Pull every line with the word "Thompson" out of the entries below.
==== Given data
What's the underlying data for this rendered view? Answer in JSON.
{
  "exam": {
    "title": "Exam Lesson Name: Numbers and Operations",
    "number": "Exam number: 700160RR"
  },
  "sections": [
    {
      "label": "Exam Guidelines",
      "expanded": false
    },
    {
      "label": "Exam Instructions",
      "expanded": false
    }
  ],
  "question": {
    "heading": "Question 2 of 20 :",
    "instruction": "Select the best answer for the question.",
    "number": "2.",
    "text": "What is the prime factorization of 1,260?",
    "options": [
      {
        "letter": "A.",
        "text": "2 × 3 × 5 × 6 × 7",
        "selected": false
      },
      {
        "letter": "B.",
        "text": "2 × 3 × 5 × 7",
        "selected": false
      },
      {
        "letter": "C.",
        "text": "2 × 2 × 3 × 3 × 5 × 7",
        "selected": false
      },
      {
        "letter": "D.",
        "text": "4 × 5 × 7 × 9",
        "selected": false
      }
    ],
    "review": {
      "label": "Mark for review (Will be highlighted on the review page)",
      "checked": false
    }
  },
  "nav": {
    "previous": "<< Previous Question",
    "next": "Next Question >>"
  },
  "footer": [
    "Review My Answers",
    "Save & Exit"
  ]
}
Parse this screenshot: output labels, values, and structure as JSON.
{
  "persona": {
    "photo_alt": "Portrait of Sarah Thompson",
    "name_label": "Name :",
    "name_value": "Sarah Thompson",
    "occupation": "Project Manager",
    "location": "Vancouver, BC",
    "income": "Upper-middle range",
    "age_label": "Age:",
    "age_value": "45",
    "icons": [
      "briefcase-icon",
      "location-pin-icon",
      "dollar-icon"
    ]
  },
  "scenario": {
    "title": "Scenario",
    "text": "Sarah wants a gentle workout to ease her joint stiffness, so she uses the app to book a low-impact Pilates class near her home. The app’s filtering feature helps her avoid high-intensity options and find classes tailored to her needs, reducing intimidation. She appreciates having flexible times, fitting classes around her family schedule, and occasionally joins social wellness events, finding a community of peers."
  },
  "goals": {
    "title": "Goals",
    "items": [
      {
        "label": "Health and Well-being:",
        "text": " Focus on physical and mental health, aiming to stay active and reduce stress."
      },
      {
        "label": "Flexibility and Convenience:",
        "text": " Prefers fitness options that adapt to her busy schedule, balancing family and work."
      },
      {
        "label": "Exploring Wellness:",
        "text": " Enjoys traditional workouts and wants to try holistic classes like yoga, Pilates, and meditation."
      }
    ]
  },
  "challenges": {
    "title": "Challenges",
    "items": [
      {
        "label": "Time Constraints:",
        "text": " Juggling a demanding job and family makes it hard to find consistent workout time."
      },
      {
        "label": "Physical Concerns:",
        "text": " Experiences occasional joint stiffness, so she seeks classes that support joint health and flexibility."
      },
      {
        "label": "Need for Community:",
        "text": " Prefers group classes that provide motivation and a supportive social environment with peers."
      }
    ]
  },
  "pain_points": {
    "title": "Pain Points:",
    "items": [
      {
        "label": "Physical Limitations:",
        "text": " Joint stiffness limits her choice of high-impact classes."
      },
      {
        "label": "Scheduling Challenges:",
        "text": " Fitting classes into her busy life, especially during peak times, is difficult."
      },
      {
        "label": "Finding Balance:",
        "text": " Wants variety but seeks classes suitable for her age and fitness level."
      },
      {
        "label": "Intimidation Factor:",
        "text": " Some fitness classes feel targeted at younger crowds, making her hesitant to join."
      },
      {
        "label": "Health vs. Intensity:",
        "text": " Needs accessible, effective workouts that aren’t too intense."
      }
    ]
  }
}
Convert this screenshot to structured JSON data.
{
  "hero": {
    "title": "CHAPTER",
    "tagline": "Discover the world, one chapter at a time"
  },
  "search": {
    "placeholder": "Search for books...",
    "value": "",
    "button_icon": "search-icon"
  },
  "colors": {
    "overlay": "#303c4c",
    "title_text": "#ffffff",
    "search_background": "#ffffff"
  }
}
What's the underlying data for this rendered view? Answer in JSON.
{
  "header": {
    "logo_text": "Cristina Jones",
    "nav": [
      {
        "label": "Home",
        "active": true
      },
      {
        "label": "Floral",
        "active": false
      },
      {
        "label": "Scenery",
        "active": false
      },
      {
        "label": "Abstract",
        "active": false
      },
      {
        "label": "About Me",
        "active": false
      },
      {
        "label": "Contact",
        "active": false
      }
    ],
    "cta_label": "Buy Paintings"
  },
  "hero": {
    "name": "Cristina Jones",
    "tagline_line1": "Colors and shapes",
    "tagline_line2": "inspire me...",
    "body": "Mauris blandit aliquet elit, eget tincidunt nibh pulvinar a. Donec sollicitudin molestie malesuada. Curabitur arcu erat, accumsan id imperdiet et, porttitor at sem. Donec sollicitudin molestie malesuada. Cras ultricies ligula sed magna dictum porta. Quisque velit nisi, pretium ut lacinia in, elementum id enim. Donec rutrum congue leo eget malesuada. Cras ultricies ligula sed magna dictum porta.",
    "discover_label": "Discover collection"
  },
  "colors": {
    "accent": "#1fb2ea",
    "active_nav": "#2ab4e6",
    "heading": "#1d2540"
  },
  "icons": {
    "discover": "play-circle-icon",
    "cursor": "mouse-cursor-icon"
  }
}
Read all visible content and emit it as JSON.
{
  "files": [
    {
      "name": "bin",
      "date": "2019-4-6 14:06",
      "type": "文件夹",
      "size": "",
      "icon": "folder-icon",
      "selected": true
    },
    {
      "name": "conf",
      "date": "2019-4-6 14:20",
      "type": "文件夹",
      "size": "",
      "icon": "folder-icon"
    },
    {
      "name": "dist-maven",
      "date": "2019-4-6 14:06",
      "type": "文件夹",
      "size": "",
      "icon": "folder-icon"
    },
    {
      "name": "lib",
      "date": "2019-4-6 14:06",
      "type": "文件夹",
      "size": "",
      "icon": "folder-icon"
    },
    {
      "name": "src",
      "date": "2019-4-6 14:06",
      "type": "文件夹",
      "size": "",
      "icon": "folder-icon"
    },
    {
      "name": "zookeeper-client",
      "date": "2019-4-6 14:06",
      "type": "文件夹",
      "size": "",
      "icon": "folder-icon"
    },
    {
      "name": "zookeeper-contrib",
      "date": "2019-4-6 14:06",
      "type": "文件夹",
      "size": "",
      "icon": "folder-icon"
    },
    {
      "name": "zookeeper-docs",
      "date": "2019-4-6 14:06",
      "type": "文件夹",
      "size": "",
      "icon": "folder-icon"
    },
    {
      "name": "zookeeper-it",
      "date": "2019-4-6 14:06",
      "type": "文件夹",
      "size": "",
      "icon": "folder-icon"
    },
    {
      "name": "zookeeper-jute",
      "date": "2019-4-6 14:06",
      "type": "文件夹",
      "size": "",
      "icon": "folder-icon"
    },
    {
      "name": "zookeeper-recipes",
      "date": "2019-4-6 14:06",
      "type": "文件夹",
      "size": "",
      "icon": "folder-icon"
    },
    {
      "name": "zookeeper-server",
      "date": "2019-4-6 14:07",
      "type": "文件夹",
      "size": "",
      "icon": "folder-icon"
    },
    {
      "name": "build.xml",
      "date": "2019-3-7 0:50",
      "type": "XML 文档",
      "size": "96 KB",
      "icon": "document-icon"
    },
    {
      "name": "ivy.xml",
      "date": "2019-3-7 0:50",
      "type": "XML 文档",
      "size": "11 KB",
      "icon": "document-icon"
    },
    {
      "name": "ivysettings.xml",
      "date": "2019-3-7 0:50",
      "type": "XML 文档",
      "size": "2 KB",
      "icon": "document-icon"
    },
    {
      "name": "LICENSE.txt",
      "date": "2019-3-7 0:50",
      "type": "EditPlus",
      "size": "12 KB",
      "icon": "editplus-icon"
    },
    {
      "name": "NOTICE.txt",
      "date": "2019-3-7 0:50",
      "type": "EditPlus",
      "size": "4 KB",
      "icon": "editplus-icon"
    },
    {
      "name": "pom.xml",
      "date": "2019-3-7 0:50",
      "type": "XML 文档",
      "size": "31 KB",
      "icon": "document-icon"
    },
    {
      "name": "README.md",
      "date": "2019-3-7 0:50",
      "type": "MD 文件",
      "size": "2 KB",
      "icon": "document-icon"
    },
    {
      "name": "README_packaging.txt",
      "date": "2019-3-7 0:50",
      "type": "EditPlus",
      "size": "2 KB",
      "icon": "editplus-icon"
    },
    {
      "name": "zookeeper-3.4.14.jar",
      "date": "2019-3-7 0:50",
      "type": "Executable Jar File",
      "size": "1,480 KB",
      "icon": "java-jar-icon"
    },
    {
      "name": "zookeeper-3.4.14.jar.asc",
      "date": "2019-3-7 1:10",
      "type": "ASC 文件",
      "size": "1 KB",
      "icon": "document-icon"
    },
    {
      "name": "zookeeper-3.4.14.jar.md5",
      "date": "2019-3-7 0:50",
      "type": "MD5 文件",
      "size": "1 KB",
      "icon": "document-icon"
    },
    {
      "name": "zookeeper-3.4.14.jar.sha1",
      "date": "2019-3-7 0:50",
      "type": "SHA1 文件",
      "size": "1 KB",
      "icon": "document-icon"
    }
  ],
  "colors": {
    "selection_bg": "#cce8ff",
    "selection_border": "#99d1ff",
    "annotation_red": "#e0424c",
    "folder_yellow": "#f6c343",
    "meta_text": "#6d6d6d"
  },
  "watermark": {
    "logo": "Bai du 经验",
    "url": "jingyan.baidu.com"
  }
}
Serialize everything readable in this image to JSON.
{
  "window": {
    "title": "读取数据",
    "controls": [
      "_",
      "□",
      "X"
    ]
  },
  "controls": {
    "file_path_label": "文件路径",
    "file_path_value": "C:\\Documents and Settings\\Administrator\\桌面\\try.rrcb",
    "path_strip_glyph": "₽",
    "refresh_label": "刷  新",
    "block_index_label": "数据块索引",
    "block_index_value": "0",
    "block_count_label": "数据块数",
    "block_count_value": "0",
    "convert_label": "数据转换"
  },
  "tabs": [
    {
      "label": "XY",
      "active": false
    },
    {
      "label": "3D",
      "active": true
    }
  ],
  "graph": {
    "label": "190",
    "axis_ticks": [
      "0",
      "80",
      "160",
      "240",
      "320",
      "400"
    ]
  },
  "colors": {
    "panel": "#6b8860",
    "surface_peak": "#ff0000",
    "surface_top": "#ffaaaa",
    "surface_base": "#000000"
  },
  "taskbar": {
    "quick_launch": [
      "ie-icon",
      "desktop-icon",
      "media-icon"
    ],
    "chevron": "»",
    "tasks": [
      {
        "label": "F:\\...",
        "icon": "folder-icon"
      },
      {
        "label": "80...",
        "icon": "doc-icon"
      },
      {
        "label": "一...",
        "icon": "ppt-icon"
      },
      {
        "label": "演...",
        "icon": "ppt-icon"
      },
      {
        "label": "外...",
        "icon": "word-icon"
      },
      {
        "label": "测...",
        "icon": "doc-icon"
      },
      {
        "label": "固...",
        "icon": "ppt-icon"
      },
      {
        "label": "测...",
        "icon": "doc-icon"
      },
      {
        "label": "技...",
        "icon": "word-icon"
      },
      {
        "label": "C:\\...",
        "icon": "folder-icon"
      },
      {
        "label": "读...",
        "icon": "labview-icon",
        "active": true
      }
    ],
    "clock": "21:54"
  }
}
========
**Answer for the task**
    "photo_alt": "Portrait of Sarah Thompson",
    "name_value": "Sarah Thompson",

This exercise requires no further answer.